** Aim of the exercise **
Can you transcribe every entry word for word, skipping the images?
--- begin Information given ---
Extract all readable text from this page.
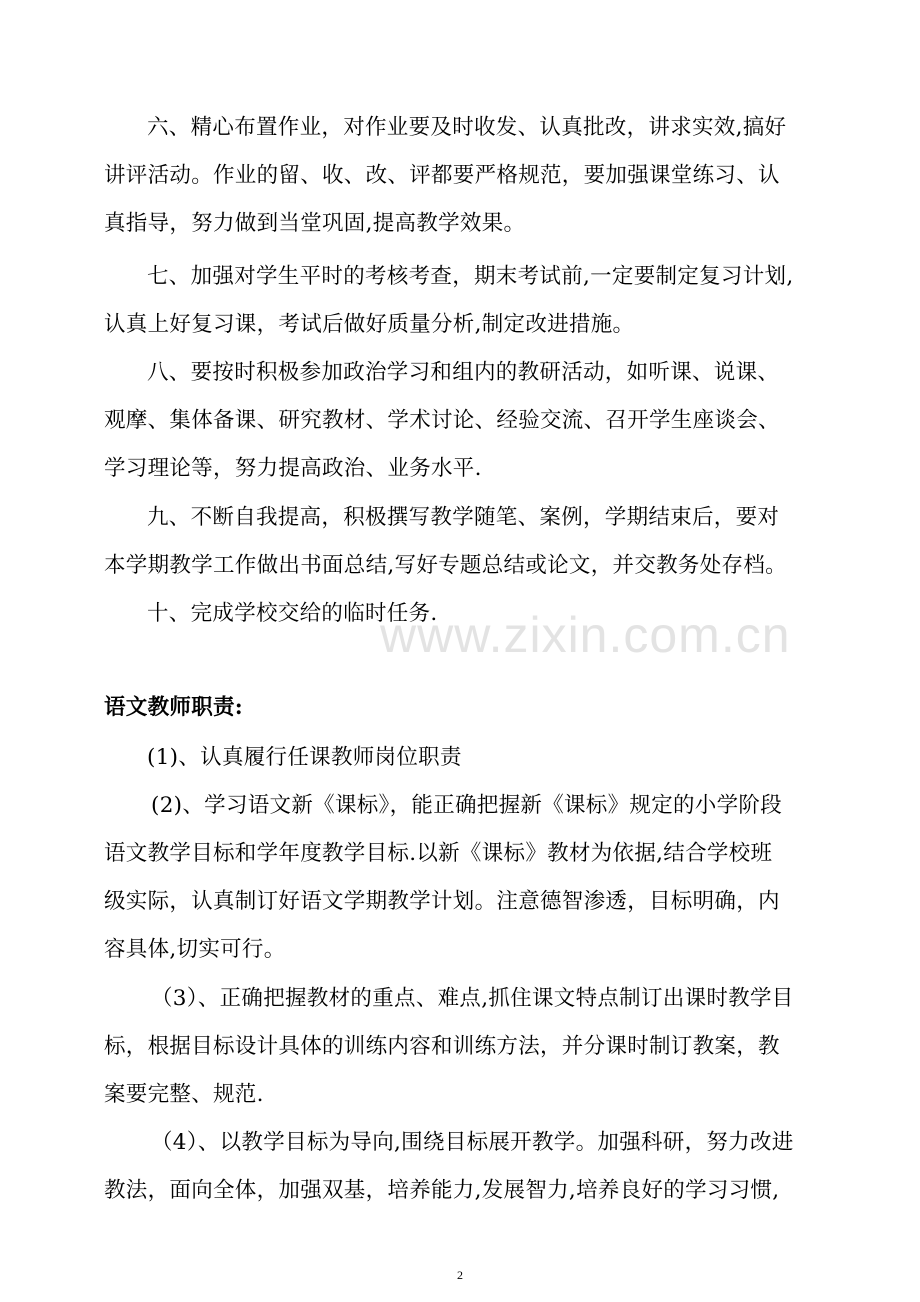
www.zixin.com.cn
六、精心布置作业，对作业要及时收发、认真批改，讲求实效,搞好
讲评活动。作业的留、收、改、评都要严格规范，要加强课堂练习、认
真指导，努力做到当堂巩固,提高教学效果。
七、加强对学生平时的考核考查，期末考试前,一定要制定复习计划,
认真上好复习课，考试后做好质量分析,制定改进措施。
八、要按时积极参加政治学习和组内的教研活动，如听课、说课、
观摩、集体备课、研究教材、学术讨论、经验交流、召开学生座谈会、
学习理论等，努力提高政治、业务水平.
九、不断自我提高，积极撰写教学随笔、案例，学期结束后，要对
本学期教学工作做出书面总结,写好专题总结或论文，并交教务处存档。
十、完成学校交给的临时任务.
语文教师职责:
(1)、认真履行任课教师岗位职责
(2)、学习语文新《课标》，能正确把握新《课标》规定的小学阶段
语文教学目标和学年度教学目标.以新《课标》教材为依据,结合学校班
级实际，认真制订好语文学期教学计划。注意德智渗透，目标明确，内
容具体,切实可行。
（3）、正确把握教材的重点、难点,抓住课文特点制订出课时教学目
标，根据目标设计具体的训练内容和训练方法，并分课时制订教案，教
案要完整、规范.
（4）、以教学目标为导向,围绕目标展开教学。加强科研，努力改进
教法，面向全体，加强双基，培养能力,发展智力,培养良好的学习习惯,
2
--- end Information given ---
** Output for this task **
Extract all readable text from this page.
www.zixin.com.cn
六、精心布置作业，对作业要及时收发、认真批改，讲求实效,搞好
讲评活动。作业的留、收、改、评都要严格规范，要加强课堂练习、认
真指导，努力做到当堂巩固,提高教学效果。
七、加强对学生平时的考核考查，期末考试前,一定要制定复习计划,
认真上好复习课，考试后做好质量分析,制定改进措施。
八、要按时积极参加政治学习和组内的教研活动，如听课、说课、
观摩、集体备课、研究教材、学术讨论、经验交流、召开学生座谈会、
学习理论等，努力提高政治、业务水平.
九、不断自我提高，积极撰写教学随笔、案例，学期结束后，要对
本学期教学工作做出书面总结,写好专题总结或论文，并交教务处存档。
十、完成学校交给的临时任务.
语文教师职责:
(1)、认真履行任课教师岗位职责
(2)、学习语文新《课标》，能正确把握新《课标》规定的小学阶段
语文教学目标和学年度教学目标.以新《课标》教材为依据,结合学校班
级实际，认真制订好语文学期教学计划。注意德智渗透，目标明确，内
容具体,切实可行。
（3）、正确把握教材的重点、难点,抓住课文特点制订出课时教学目
标，根据目标设计具体的训练内容和训练方法，并分课时制订教案，教
案要完整、规范.
（4）、以教学目标为导向,围绕目标展开教学。加强科研，努力改进
教法，面向全体，加强双基，培养能力,发展智力,培养良好的学习习惯,
2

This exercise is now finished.